** start EXCERPTED DATA **
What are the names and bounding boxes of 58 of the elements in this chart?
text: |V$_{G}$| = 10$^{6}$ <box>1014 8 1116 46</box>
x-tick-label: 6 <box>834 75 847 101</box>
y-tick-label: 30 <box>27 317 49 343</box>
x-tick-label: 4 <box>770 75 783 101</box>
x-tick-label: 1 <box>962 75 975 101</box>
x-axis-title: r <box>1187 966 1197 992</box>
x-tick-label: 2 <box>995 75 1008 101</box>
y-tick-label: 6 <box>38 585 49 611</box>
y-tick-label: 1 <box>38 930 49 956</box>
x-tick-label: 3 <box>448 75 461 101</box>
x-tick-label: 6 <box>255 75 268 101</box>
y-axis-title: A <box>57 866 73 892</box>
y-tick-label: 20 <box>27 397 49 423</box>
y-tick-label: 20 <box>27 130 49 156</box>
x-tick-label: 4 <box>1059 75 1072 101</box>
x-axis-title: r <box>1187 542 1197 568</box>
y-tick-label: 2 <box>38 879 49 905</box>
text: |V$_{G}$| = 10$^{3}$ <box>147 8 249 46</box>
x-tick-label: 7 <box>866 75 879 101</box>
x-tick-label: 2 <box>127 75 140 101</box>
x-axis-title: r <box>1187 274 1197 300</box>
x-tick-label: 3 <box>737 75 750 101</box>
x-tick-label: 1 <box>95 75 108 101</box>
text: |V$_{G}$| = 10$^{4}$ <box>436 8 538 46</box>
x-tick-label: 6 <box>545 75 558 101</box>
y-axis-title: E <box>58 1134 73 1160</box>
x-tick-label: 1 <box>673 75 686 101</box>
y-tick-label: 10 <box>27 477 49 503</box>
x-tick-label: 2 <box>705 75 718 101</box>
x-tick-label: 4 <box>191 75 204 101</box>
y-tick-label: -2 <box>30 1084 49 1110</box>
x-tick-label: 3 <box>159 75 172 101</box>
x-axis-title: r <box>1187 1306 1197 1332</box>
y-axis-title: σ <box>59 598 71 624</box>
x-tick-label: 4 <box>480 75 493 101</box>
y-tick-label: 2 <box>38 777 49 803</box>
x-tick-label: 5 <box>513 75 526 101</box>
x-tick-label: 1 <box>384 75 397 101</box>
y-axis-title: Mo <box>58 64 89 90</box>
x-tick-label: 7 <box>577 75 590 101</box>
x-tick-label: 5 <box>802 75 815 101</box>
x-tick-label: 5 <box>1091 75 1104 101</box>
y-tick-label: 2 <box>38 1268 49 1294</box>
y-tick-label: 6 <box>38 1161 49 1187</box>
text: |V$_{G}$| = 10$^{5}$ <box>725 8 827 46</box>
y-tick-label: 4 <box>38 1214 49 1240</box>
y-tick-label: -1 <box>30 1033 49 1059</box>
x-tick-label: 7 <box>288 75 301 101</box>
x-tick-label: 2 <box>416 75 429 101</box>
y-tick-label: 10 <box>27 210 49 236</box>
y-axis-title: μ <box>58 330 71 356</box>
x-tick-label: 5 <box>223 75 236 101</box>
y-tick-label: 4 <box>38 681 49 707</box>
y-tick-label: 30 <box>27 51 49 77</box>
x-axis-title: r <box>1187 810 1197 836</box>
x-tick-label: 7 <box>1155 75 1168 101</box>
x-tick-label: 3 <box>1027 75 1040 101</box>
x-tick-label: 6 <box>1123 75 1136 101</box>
** end EXCERPTED DATA **
- REQUIRED WORK -
Extract every line from the items above that contains the string "text".

- CORRECT ANSWER -
text: |V$_{G}$| = 10$^{6}$ <box>1014 8 1116 46</box>
text: |V$_{G}$| = 10$^{3}$ <box>147 8 249 46</box>
text: |V$_{G}$| = 10$^{4}$ <box>436 8 538 46</box>
text: |V$_{G}$| = 10$^{5}$ <box>725 8 827 46</box>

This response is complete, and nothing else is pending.